Selected excerpt:

Short sales make up three out of five listings in Elk Grove, a suburban community south of Sacramento. Every other day, Saizan spends up to four hours on the telephone with lenders to keep tabs on the seven short-sale deals she has in the works.
On average, it takes 60 days for a bank to respond to an offer, she said, “It would certainly help (if) there are guidelines for banks to follow.”
Progress, of sorts
Savvy real estate agents are setting realistic expectations for their buyers and sellers, stressing patience is a major virtue to survive the process. They suggest homeowners compile financial statements, hardship letters and other information early so a complete short-sale package can be sent to lenders and lessen the chances of a last-minute glitch.
Fannie Mae and Freddie Mac are trying to speed up the process, too. Fannie Mae, for example, launched pilot programs this winter in Florida and Phoenix that preapproved short sales for dozen of homes. The government-backed lender completed the research on a troubled property in advance and obtained all of the necessary clearances in advance.

To do:
Rewrite the short-sales passage starting at the words "Progress, of sorts" and ending after "clearances in advance.", and put "ahead of time" everywhere "in advance" appears.

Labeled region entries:
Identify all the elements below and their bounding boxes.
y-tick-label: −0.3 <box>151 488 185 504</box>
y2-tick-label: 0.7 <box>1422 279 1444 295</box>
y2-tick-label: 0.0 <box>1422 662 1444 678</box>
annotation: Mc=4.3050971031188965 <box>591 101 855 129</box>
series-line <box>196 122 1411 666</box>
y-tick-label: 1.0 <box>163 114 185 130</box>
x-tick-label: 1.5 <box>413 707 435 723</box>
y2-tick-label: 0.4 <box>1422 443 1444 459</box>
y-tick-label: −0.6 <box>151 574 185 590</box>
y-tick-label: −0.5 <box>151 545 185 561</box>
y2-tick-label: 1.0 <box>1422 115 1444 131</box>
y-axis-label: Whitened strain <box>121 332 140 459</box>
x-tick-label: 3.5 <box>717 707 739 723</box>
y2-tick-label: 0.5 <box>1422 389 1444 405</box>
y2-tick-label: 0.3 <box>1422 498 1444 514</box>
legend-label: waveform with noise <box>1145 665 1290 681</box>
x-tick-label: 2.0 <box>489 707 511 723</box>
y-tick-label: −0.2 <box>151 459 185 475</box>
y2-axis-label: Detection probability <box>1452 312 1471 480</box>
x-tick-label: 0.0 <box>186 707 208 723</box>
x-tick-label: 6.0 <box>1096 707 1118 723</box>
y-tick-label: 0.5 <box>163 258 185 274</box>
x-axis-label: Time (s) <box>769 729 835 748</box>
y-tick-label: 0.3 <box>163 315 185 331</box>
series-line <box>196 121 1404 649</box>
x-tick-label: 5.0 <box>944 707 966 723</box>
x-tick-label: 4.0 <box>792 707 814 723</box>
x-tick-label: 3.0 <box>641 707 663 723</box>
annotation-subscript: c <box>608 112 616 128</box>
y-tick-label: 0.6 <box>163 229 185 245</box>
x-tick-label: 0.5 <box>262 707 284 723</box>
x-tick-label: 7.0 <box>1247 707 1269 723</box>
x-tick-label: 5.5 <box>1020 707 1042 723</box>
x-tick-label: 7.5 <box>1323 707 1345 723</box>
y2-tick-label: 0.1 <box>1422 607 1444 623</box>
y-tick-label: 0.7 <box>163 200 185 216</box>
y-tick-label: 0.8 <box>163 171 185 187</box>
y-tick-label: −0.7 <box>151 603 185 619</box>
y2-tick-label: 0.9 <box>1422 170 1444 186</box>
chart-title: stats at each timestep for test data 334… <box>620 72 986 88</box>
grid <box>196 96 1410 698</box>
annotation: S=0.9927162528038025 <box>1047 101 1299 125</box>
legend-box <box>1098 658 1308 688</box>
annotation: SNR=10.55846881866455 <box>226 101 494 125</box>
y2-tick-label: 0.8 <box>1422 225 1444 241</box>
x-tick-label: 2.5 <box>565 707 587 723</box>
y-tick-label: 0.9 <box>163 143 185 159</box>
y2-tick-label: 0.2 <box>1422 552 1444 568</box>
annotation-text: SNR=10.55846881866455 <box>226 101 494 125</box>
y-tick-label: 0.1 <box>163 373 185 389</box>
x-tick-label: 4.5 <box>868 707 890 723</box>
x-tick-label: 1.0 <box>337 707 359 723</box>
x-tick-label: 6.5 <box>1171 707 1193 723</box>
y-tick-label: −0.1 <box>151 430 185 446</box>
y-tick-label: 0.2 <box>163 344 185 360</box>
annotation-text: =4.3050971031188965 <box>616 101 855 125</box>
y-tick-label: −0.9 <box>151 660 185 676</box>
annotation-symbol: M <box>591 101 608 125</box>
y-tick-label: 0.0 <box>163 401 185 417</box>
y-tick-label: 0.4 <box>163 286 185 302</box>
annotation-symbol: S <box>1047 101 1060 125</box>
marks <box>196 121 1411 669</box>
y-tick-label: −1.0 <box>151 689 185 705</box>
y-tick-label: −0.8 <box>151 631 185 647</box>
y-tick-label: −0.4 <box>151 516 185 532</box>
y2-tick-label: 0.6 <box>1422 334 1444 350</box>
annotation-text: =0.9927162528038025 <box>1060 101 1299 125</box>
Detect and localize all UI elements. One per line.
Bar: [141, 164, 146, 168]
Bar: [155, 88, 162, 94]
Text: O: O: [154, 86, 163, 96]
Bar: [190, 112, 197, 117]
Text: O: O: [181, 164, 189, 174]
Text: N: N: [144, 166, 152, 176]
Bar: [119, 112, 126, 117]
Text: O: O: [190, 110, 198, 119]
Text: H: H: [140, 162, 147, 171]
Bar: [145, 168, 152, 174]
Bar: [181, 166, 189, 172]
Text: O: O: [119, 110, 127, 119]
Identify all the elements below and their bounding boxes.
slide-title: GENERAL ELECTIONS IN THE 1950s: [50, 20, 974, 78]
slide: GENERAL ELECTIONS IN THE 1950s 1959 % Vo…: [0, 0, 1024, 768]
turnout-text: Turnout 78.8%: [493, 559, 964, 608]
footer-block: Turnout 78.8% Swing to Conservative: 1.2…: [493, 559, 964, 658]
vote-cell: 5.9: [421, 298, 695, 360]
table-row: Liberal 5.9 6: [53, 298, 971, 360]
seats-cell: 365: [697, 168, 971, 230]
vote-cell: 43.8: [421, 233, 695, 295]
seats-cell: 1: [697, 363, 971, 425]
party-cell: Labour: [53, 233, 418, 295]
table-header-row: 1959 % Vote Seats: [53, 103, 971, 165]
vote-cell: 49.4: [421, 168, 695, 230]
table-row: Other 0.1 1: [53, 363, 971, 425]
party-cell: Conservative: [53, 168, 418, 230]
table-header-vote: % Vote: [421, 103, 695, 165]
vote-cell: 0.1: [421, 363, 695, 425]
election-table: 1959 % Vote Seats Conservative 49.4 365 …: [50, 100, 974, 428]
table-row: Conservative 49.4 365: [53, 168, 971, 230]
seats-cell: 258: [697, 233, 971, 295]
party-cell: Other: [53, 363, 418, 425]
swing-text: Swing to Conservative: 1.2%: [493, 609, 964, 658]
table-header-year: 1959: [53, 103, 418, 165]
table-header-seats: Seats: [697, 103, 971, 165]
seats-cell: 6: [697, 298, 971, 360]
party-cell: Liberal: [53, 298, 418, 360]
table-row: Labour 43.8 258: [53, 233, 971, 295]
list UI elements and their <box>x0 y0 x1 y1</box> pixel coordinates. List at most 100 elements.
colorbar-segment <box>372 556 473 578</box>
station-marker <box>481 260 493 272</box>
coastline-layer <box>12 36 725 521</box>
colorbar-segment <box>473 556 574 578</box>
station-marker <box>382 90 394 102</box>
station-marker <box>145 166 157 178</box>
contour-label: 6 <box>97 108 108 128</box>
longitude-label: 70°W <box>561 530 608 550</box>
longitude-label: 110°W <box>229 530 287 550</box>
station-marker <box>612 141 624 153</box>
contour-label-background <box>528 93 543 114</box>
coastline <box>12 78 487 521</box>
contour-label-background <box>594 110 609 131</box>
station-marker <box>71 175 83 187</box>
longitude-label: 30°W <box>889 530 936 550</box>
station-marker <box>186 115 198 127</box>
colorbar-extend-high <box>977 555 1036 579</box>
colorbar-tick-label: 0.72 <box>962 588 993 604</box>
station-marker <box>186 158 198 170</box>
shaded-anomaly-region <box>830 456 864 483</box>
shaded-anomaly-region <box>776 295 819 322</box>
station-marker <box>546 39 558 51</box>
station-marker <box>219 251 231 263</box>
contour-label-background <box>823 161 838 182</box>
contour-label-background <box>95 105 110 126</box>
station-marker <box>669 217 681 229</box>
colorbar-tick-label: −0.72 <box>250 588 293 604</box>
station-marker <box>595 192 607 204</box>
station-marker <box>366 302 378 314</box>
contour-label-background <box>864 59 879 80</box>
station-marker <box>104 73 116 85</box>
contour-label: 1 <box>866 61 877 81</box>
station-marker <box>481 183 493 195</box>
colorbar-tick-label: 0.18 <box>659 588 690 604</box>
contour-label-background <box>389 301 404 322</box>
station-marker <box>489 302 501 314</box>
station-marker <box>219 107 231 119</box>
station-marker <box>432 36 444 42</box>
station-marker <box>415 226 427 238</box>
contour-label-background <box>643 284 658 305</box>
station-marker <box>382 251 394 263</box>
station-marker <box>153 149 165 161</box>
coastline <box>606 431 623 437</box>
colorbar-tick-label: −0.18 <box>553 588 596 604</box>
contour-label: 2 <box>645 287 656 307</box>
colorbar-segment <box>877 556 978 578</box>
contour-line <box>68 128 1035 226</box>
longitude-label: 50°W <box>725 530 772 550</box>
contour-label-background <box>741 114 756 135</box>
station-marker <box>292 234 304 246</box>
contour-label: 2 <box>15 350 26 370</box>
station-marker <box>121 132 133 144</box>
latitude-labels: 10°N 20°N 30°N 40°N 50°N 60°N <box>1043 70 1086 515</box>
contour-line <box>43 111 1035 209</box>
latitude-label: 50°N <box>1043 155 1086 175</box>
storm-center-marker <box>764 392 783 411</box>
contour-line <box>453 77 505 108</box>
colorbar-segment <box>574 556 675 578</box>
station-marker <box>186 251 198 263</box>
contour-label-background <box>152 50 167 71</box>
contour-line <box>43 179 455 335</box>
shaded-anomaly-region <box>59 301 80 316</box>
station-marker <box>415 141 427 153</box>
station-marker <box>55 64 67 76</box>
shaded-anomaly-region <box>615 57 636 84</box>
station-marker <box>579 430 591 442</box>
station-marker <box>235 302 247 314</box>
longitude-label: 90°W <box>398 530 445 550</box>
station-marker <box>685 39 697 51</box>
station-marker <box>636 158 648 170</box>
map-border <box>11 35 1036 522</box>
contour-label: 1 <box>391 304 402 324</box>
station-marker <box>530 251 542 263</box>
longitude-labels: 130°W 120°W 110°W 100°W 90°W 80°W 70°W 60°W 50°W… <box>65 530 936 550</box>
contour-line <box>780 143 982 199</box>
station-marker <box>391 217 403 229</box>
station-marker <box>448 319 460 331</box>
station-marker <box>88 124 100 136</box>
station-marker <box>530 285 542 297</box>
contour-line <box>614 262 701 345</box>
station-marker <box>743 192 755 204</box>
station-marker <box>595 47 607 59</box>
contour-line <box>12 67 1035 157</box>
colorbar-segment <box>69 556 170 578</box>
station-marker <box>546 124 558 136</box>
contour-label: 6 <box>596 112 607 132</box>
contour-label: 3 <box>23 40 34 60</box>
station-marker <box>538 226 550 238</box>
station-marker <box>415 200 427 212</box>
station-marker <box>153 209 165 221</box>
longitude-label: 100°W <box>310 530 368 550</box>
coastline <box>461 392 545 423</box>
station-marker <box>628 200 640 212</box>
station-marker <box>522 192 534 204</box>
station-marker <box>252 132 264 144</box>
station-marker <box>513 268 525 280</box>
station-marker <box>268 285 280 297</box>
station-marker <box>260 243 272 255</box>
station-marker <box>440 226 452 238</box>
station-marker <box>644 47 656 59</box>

Completed exercise:
Progress, of sorts
Savvy real estate agents are setting realistic expectations for their buyers and sellers, stressing patience is a major virtue to survive the process. They suggest homeowners compile financial statements, hardship letters and other information early so a complete short-sale package can be sent to lenders and lessen the chances of a last-minute glitch.
Fannie Mae and Freddie Mac are trying to speed up the process, too. Fannie Mae, for example, launched pilot programs this winter in Florida and Phoenix that preapproved short sales for dozen of homes. The government-backed lender completed the research on a troubled property ahead of time and obtained all of the necessary clearances ahead of time.